■ SUPPLIED INFORMATION ■
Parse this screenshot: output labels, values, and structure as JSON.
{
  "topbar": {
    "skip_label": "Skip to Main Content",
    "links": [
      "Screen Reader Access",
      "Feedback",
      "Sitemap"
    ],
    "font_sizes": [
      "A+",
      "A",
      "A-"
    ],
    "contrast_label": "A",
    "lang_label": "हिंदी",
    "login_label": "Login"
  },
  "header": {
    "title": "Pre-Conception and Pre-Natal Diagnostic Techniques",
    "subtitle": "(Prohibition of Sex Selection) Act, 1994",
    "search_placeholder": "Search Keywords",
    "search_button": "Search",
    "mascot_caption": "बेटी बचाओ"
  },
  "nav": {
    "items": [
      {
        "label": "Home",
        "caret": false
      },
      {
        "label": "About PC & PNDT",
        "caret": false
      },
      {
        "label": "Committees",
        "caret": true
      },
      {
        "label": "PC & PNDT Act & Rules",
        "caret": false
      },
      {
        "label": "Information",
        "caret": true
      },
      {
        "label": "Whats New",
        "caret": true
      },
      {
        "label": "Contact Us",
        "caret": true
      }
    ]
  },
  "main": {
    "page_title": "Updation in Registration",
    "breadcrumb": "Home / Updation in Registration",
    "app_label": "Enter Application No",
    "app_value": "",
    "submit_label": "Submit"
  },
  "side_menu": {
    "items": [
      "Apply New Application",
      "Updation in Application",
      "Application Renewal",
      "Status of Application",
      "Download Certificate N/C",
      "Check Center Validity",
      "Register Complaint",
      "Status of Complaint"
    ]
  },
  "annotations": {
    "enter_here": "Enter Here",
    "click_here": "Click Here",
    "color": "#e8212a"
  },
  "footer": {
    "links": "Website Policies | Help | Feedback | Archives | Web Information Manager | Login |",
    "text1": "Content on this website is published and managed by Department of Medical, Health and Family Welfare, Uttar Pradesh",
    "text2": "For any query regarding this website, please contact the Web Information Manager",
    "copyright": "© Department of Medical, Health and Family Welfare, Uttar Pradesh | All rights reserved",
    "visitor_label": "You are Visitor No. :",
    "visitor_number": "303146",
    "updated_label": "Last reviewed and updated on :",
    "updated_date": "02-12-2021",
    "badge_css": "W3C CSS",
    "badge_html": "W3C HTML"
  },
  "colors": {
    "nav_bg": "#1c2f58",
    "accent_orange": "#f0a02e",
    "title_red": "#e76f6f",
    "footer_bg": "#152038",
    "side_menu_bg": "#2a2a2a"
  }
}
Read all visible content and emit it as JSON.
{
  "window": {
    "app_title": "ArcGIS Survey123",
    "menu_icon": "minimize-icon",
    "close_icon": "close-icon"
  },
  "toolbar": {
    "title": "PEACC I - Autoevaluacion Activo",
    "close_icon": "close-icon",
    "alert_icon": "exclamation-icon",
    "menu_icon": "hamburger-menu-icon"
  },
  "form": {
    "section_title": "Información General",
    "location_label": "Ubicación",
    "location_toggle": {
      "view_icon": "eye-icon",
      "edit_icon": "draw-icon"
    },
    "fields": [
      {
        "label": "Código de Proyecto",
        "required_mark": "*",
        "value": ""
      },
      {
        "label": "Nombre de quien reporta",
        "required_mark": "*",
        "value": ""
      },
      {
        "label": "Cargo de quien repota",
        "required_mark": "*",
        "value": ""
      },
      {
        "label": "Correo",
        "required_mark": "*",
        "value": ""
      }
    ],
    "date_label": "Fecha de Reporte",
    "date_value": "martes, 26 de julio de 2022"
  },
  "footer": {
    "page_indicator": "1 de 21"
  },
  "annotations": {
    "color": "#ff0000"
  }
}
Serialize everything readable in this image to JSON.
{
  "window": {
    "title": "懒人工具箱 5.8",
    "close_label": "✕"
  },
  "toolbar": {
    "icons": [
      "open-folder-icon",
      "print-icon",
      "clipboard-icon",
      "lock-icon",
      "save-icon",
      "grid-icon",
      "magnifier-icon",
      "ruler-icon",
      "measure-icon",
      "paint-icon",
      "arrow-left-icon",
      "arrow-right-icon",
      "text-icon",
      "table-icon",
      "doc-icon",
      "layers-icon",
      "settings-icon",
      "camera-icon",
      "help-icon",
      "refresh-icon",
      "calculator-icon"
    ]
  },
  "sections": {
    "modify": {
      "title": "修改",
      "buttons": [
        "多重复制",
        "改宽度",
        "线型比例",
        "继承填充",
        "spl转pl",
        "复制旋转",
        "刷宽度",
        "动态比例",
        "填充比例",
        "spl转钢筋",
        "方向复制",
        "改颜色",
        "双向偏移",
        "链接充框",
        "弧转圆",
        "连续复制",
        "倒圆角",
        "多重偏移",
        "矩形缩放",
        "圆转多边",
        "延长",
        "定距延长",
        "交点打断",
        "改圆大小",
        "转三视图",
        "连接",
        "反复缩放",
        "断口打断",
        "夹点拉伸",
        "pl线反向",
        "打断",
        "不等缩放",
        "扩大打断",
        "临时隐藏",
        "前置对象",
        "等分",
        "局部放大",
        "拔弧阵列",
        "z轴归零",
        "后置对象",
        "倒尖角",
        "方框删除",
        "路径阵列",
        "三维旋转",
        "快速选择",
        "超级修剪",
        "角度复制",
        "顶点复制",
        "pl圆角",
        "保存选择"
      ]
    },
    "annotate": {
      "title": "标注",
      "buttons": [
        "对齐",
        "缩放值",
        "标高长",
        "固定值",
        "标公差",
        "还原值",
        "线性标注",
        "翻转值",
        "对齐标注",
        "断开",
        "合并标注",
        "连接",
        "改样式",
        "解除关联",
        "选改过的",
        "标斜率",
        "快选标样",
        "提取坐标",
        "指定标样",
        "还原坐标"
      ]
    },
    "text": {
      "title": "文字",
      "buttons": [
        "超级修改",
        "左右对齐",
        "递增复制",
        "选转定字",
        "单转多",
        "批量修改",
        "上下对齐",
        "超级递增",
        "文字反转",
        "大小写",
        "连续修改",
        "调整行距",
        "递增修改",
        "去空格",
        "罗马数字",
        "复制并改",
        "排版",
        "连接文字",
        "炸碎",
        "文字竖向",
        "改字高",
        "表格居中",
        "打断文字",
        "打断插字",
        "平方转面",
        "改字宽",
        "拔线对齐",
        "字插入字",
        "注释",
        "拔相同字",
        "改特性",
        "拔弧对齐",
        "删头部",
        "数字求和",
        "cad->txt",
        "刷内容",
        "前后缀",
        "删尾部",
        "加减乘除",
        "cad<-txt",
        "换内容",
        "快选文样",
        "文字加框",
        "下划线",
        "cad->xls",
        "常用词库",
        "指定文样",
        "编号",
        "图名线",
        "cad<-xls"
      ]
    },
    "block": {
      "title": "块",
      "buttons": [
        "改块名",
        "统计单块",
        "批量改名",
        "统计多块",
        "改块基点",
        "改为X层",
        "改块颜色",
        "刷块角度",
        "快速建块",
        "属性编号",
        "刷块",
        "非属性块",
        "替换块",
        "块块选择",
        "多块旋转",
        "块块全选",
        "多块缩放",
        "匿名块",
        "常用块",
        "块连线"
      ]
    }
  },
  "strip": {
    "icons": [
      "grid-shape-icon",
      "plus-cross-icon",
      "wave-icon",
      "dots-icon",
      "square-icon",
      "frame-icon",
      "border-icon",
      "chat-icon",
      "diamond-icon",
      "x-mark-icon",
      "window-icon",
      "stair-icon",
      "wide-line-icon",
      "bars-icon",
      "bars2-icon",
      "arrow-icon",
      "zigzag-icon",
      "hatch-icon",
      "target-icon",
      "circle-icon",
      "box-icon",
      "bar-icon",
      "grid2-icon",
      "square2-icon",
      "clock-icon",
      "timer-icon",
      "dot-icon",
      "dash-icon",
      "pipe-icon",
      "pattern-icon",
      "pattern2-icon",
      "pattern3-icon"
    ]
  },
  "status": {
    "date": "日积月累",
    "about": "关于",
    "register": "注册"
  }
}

■ EXERCISE PROMPT ■
Restate the whole of the material exactly.

■ THE ANSWER ■
Parse this screenshot: output labels, values, and structure as JSON.
{
  "topbar": {
    "skip_label": "Skip to Main Content",
    "links": [
      "Screen Reader Access",
      "Feedback",
      "Sitemap"
    ],
    "font_sizes": [
      "A+",
      "A",
      "A-"
    ],
    "contrast_label": "A",
    "lang_label": "हिंदी",
    "login_label": "Login"
  },
  "header": {
    "title": "Pre-Conception and Pre-Natal Diagnostic Techniques",
    "subtitle": "(Prohibition of Sex Selection) Act, 1994",
    "search_placeholder": "Search Keywords",
    "search_button": "Search",
    "mascot_caption": "बेटी बचाओ"
  },
  "nav": {
    "items": [
      {
        "label": "Home",
        "caret": false
      },
      {
        "label": "About PC & PNDT",
        "caret": false
      },
      {
        "label": "Committees",
        "caret": true
      },
      {
        "label": "PC & PNDT Act & Rules",
        "caret": false
      },
      {
        "label": "Information",
        "caret": true
      },
      {
        "label": "Whats New",
        "caret": true
      },
      {
        "label": "Contact Us",
        "caret": true
      }
    ]
  },
  "main": {
    "page_title": "Updation in Registration",
    "breadcrumb": "Home / Updation in Registration",
    "app_label": "Enter Application No",
    "app_value": "",
    "submit_label": "Submit"
  },
  "side_menu": {
    "items": [
      "Apply New Application",
      "Updation in Application",
      "Application Renewal",
      "Status of Application",
      "Download Certificate N/C",
      "Check Center Validity",
      "Register Complaint",
      "Status of Complaint"
    ]
  },
  "annotations": {
    "enter_here": "Enter Here",
    "click_here": "Click Here",
    "color": "#e8212a"
  },
  "footer": {
    "links": "Website Policies | Help | Feedback | Archives | Web Information Manager | Login |",
    "text1": "Content on this website is published and managed by Department of Medical, Health and Family Welfare, Uttar Pradesh",
    "text2": "For any query regarding this website, please contact the Web Information Manager",
    "copyright": "© Department of Medical, Health and Family Welfare, Uttar Pradesh | All rights reserved",
    "visitor_label": "You are Visitor No. :",
    "visitor_number": "303146",
    "updated_label": "Last reviewed and updated on :",
    "updated_date": "02-12-2021",
    "badge_css": "W3C CSS",
    "badge_html": "W3C HTML"
  },
  "colors": {
    "nav_bg": "#1c2f58",
    "accent_orange": "#f0a02e",
    "title_red": "#e76f6f",
    "footer_bg": "#152038",
    "side_menu_bg": "#2a2a2a"
  }
}
Read all visible content and emit it as JSON.
{
  "window": {
    "app_title": "ArcGIS Survey123",
    "menu_icon": "minimize-icon",
    "close_icon": "close-icon"
  },
  "toolbar": {
    "title": "PEACC I - Autoevaluacion Activo",
    "close_icon": "close-icon",
    "alert_icon": "exclamation-icon",
    "menu_icon": "hamburger-menu-icon"
  },
  "form": {
    "section_title": "Información General",
    "location_label": "Ubicación",
    "location_toggle": {
      "view_icon": "eye-icon",
      "edit_icon": "draw-icon"
    },
    "fields": [
      {
        "label": "Código de Proyecto",
        "required_mark": "*",
        "value": ""
      },
      {
        "label": "Nombre de quien reporta",
        "required_mark": "*",
        "value": ""
      },
      {
        "label": "Cargo de quien repota",
        "required_mark": "*",
        "value": ""
      },
      {
        "label": "Correo",
        "required_mark": "*",
        "value": ""
      }
    ],
    "date_label": "Fecha de Reporte",
    "date_value": "martes, 26 de julio de 2022"
  },
  "footer": {
    "page_indicator": "1 de 21"
  },
  "annotations": {
    "color": "#ff0000"
  }
}
Serialize everything readable in this image to JSON.
{
  "window": {
    "title": "懒人工具箱 5.8",
    "close_label": "✕"
  },
  "toolbar": {
    "icons": [
      "open-folder-icon",
      "print-icon",
      "clipboard-icon",
      "lock-icon",
      "save-icon",
      "grid-icon",
      "magnifier-icon",
      "ruler-icon",
      "measure-icon",
      "paint-icon",
      "arrow-left-icon",
      "arrow-right-icon",
      "text-icon",
      "table-icon",
      "doc-icon",
      "layers-icon",
      "settings-icon",
      "camera-icon",
      "help-icon",
      "refresh-icon",
      "calculator-icon"
    ]
  },
  "sections": {
    "modify": {
      "title": "修改",
      "buttons": [
        "多重复制",
        "改宽度",
        "线型比例",
        "继承填充",
        "spl转pl",
        "复制旋转",
        "刷宽度",
        "动态比例",
        "填充比例",
        "spl转钢筋",
        "方向复制",
        "改颜色",
        "双向偏移",
        "链接充框",
        "弧转圆",
        "连续复制",
        "倒圆角",
        "多重偏移",
        "矩形缩放",
        "圆转多边",
        "延长",
        "定距延长",
        "交点打断",
        "改圆大小",
        "转三视图",
        "连接",
        "反复缩放",
        "断口打断",
        "夹点拉伸",
        "pl线反向",
        "打断",
        "不等缩放",
        "扩大打断",
        "临时隐藏",
        "前置对象",
        "等分",
        "局部放大",
        "拔弧阵列",
        "z轴归零",
        "后置对象",
        "倒尖角",
        "方框删除",
        "路径阵列",
        "三维旋转",
        "快速选择",
        "超级修剪",
        "角度复制",
        "顶点复制",
        "pl圆角",
        "保存选择"
      ]
    },
    "annotate": {
      "title": "标注",
      "buttons": [
        "对齐",
        "缩放值",
        "标高长",
        "固定值",
        "标公差",
        "还原值",
        "线性标注",
        "翻转值",
        "对齐标注",
        "断开",
        "合并标注",
        "连接",
        "改样式",
        "解除关联",
        "选改过的",
        "标斜率",
        "快选标样",
        "提取坐标",
        "指定标样",
        "还原坐标"
      ]
    },
    "text": {
      "title": "文字",
      "buttons": [
        "超级修改",
        "左右对齐",
        "递增复制",
        "选转定字",
        "单转多",
        "批量修改",
        "上下对齐",
        "超级递增",
        "文字反转",
        "大小写",
        "连续修改",
        "调整行距",
        "递增修改",
        "去空格",
        "罗马数字",
        "复制并改",
        "排版",
        "连接文字",
        "炸碎",
        "文字竖向",
        "改字高",
        "表格居中",
        "打断文字",
        "打断插字",
        "平方转面",
        "改字宽",
        "拔线对齐",
        "字插入字",
        "注释",
        "拔相同字",
        "改特性",
        "拔弧对齐",
        "删头部",
        "数字求和",
        "cad->txt",
        "刷内容",
        "前后缀",
        "删尾部",
        "加减乘除",
        "cad<-txt",
        "换内容",
        "快选文样",
        "文字加框",
        "下划线",
        "cad->xls",
        "常用词库",
        "指定文样",
        "编号",
        "图名线",
        "cad<-xls"
      ]
    },
    "block": {
      "title": "块",
      "buttons": [
        "改块名",
        "统计单块",
        "批量改名",
        "统计多块",
        "改块基点",
        "改为X层",
        "改块颜色",
        "刷块角度",
        "快速建块",
        "属性编号",
        "刷块",
        "非属性块",
        "替换块",
        "块块选择",
        "多块旋转",
        "块块全选",
        "多块缩放",
        "匿名块",
        "常用块",
        "块连线"
      ]
    }
  },
  "strip": {
    "icons": [
      "grid-shape-icon",
      "plus-cross-icon",
      "wave-icon",
      "dots-icon",
      "square-icon",
      "frame-icon",
      "border-icon",
      "chat-icon",
      "diamond-icon",
      "x-mark-icon",
      "window-icon",
      "stair-icon",
      "wide-line-icon",
      "bars-icon",
      "bars2-icon",
      "arrow-icon",
      "zigzag-icon",
      "hatch-icon",
      "target-icon",
      "circle-icon",
      "box-icon",
      "bar-icon",
      "grid2-icon",
      "square2-icon",
      "clock-icon",
      "timer-icon",
      "dot-icon",
      "dash-icon",
      "pipe-icon",
      "pattern-icon",
      "pattern2-icon",
      "pattern3-icon"
    ]
  },
  "status": {
    "date": "日积月累",
    "about": "关于",
    "register": "注册"
  }
}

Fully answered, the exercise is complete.